(Data listing)
--- START ---

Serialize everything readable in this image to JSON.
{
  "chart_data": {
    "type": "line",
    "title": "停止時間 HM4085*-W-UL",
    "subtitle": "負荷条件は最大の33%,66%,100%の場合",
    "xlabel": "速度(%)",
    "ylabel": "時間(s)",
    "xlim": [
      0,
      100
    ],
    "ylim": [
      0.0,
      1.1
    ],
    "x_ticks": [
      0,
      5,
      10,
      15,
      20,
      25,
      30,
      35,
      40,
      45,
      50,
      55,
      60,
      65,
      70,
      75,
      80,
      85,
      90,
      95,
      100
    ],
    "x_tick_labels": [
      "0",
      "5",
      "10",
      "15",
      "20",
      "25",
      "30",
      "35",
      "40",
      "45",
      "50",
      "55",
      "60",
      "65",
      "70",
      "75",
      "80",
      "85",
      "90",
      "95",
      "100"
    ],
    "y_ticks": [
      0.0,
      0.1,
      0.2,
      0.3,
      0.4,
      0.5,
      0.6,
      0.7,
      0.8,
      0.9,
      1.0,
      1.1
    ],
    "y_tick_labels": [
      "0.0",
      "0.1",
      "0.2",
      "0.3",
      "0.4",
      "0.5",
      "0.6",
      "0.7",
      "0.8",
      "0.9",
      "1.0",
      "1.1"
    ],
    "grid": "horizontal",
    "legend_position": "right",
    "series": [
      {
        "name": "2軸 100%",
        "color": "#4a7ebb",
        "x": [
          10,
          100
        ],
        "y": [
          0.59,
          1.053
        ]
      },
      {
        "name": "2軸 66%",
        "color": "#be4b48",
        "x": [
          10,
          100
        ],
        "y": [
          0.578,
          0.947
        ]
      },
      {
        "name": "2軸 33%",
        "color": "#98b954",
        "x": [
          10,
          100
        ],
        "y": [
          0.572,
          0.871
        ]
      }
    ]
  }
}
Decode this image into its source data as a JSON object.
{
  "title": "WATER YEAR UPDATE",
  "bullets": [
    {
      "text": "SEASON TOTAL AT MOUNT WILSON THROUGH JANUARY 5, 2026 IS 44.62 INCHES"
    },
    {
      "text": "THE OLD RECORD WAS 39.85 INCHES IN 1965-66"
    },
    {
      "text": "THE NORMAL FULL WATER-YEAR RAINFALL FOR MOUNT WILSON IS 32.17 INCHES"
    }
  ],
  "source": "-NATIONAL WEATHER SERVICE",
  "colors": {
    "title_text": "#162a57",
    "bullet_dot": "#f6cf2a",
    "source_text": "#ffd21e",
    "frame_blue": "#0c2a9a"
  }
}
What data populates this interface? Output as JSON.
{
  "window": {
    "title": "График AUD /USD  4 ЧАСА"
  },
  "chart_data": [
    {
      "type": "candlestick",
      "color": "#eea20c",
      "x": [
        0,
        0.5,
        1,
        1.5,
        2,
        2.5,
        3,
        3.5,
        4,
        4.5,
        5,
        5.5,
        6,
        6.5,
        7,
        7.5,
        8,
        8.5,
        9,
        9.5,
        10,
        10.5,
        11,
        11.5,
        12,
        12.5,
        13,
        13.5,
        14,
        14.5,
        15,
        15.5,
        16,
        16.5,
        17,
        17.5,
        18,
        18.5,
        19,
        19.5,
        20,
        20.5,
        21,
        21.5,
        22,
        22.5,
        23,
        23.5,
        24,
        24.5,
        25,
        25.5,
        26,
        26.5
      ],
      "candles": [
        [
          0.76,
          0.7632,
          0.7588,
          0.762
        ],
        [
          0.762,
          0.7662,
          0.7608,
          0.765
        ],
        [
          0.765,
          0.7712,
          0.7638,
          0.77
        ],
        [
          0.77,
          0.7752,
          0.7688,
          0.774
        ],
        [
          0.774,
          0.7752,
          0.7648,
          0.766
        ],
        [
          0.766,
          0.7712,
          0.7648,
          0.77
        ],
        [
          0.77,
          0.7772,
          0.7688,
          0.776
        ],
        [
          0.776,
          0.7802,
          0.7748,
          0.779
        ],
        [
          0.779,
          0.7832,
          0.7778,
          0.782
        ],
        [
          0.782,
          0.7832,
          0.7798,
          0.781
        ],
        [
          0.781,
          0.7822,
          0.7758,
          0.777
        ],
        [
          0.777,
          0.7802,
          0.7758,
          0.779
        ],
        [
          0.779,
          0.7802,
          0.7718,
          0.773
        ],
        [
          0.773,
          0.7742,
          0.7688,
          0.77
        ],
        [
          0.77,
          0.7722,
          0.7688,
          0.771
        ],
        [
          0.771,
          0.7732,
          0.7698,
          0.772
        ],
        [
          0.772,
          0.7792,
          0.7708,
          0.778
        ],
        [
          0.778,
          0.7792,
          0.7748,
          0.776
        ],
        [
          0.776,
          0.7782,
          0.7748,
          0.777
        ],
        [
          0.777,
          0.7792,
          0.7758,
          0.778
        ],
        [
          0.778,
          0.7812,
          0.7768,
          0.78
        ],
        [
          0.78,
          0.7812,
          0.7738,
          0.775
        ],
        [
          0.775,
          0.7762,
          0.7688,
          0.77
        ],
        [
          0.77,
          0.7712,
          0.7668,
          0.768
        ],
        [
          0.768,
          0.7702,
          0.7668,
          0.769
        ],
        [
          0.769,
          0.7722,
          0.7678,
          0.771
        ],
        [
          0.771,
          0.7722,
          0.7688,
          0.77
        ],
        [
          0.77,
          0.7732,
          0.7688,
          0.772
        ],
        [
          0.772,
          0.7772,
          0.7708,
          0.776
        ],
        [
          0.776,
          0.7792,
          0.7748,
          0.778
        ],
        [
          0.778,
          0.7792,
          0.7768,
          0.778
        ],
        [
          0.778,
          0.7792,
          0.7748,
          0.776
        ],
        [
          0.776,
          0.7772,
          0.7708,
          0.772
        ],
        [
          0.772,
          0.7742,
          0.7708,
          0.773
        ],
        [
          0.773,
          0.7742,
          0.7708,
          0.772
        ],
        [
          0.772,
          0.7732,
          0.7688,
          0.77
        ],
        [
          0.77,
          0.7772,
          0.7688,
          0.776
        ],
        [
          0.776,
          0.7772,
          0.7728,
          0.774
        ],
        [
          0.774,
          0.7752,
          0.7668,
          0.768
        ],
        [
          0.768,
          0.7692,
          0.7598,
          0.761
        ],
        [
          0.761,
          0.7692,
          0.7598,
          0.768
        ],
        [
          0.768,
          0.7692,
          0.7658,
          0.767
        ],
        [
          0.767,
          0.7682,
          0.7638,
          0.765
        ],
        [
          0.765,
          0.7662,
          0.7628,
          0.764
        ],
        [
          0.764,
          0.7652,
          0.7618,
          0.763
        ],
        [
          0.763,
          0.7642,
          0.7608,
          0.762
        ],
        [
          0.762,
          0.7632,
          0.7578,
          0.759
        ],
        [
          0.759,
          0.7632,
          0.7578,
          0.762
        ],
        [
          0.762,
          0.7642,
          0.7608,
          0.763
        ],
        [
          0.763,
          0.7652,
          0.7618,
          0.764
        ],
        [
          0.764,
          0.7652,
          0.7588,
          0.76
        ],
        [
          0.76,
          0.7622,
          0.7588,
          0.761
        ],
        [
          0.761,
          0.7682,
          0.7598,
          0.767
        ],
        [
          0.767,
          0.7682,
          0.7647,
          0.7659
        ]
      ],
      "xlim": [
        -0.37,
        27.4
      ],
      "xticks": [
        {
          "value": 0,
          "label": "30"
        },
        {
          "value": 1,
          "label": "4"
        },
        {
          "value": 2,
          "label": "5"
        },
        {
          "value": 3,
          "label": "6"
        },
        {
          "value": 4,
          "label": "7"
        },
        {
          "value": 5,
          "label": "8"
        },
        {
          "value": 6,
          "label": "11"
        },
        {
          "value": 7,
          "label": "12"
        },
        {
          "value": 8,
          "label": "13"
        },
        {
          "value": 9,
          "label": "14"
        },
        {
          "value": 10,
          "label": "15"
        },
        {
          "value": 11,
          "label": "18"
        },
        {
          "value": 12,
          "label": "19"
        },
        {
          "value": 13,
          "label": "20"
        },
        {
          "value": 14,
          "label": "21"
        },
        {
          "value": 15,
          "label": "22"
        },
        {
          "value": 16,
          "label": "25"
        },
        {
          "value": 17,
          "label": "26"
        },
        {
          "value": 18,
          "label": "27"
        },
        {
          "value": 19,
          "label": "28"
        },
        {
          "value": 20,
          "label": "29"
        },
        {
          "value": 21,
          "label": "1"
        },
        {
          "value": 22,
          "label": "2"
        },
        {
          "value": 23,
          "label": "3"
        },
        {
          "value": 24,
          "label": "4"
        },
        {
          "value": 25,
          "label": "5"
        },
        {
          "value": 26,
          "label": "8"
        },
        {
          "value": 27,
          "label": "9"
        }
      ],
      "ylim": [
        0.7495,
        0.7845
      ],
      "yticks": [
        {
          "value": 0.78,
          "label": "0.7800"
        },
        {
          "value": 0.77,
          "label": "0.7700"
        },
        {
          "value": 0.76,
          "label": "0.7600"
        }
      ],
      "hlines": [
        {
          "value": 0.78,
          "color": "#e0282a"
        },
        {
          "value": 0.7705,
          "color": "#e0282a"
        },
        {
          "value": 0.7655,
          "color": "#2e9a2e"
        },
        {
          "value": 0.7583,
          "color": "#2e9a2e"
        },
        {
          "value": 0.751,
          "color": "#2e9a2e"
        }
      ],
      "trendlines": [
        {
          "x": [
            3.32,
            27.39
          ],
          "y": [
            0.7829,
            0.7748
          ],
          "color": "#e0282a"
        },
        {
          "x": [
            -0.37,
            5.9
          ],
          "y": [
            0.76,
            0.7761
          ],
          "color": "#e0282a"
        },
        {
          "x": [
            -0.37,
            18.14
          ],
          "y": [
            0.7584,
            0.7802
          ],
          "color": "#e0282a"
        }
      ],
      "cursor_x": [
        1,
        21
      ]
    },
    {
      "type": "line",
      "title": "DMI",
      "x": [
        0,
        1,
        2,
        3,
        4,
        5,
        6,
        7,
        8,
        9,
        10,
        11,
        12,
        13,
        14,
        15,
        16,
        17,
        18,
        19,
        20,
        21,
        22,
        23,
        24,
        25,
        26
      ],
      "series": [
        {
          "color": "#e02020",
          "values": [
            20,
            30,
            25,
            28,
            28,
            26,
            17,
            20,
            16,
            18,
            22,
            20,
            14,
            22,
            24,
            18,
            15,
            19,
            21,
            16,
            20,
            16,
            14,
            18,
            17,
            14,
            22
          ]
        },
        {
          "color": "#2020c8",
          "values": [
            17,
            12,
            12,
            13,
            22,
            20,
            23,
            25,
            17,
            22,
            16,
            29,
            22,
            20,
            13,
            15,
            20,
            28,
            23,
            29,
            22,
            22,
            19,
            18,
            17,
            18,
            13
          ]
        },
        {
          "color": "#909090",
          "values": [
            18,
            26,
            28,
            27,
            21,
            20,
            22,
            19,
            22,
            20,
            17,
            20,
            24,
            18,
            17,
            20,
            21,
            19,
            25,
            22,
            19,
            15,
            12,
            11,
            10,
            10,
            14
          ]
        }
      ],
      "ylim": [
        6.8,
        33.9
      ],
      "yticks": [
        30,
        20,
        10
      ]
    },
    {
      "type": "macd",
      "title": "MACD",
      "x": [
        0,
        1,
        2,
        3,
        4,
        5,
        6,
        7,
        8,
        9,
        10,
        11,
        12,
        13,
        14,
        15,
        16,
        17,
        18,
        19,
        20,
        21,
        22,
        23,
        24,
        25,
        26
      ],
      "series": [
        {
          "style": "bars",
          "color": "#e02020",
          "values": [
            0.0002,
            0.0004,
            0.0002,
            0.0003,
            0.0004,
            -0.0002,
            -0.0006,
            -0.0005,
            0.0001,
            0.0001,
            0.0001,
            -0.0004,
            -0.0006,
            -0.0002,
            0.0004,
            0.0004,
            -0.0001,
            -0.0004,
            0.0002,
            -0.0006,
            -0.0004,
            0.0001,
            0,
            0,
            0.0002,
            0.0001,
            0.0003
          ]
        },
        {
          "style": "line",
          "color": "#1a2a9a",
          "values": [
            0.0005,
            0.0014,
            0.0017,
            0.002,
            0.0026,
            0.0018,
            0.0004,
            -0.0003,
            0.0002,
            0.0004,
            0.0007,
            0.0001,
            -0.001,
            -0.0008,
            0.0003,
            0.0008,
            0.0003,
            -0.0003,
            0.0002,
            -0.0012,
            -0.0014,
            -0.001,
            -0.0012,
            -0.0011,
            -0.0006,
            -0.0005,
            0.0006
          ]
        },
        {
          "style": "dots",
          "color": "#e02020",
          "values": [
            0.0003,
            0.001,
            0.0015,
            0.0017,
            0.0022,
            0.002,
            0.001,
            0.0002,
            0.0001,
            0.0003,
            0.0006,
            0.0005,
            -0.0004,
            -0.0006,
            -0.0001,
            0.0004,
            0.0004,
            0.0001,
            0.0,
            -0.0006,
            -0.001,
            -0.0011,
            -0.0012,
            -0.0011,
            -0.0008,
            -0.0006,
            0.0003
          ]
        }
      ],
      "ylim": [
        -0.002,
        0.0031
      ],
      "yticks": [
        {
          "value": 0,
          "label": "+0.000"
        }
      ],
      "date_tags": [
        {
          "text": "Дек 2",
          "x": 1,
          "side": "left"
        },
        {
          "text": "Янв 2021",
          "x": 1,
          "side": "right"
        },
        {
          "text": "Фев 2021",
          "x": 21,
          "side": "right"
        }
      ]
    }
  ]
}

--- END ---

> **Task to carry out**:
Where a line holds "WATER", copy it out.

> **Task answer**:
  "title": "WATER YEAR UPDATE",
      "text": "THE NORMAL FULL WATER-YEAR RAINFALL FOR MOUNT WILSON IS 32.17 INCHES"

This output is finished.